• **EXERCISE DETAILS**
Copy each of the entries below faithfully, setting aside any pictures.

• **EXTRACTED MATERIAL**
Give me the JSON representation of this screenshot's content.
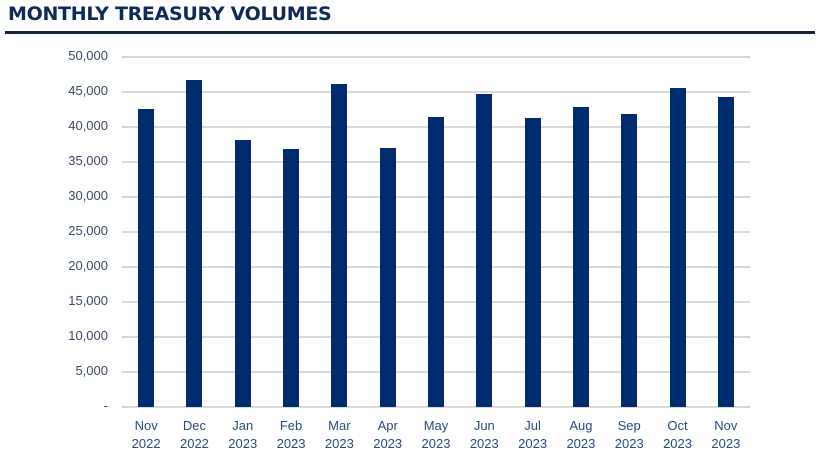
{
  "header": {
    "title": "MONTHLY TREASURY VOLUMES"
  },
  "colors": {
    "bar": "#002b6f",
    "title": "#0e2a5a",
    "rule": "#16233f",
    "grid": "#d9d9d9"
  },
  "chart_data": {
    "type": "bar",
    "title": "MONTHLY TREASURY VOLUMES",
    "xlabel": "",
    "ylabel": "",
    "ylim": [
      0,
      50000
    ],
    "yticks": [
      "-",
      "5,000",
      "10,000",
      "15,000",
      "20,000",
      "25,000",
      "30,000",
      "35,000",
      "40,000",
      "45,000",
      "50,000"
    ],
    "grid": true,
    "legend": null,
    "categories": [
      "Nov 2022",
      "Dec 2022",
      "Jan 2023",
      "Feb 2023",
      "Mar 2023",
      "Apr 2023",
      "May 2023",
      "Jun 2023",
      "Jul 2023",
      "Aug 2023",
      "Sep 2023",
      "Oct 2023",
      "Nov 2023"
    ],
    "category_lines": [
      [
        "Nov",
        "2022"
      ],
      [
        "Dec",
        "2022"
      ],
      [
        "Jan",
        "2023"
      ],
      [
        "Feb",
        "2023"
      ],
      [
        "Mar",
        "2023"
      ],
      [
        "Apr",
        "2023"
      ],
      [
        "May",
        "2023"
      ],
      [
        "Jun",
        "2023"
      ],
      [
        "Jul",
        "2023"
      ],
      [
        "Aug",
        "2023"
      ],
      [
        "Sep",
        "2023"
      ],
      [
        "Oct",
        "2023"
      ],
      [
        "Nov",
        "2023"
      ]
    ],
    "values": [
      42600,
      46700,
      38100,
      36900,
      46100,
      37000,
      41400,
      44700,
      41300,
      42900,
      41900,
      45600,
      44300
    ]
  }
}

• **FINAL RESULT**
Give me the JSON representation of this screenshot's content.
{
  "header": {
    "title": "MONTHLY TREASURY VOLUMES"
  },
  "colors": {
    "bar": "#002b6f",
    "title": "#0e2a5a",
    "rule": "#16233f",
    "grid": "#d9d9d9"
  },
  "chart_data": {
    "type": "bar",
    "title": "MONTHLY TREASURY VOLUMES",
    "xlabel": "",
    "ylabel": "",
    "ylim": [
      0,
      50000
    ],
    "yticks": [
      "-",
      "5,000",
      "10,000",
      "15,000",
      "20,000",
      "25,000",
      "30,000",
      "35,000",
      "40,000",
      "45,000",
      "50,000"
    ],
    "grid": true,
    "legend": null,
    "categories": [
      "Nov 2022",
      "Dec 2022",
      "Jan 2023",
      "Feb 2023",
      "Mar 2023",
      "Apr 2023",
      "May 2023",
      "Jun 2023",
      "Jul 2023",
      "Aug 2023",
      "Sep 2023",
      "Oct 2023",
      "Nov 2023"
    ],
    "category_lines": [
      [
        "Nov",
        "2022"
      ],
      [
        "Dec",
        "2022"
      ],
      [
        "Jan",
        "2023"
      ],
      [
        "Feb",
        "2023"
      ],
      [
        "Mar",
        "2023"
      ],
      [
        "Apr",
        "2023"
      ],
      [
        "May",
        "2023"
      ],
      [
        "Jun",
        "2023"
      ],
      [
        "Jul",
        "2023"
      ],
      [
        "Aug",
        "2023"
      ],
      [
        "Sep",
        "2023"
      ],
      [
        "Oct",
        "2023"
      ],
      [
        "Nov",
        "2023"
      ]
    ],
    "values": [
      42600,
      46700,
      38100,
      36900,
      46100,
      37000,
      41400,
      44700,
      41300,
      42900,
      41900,
      45600,
      44300
    ]
  }
}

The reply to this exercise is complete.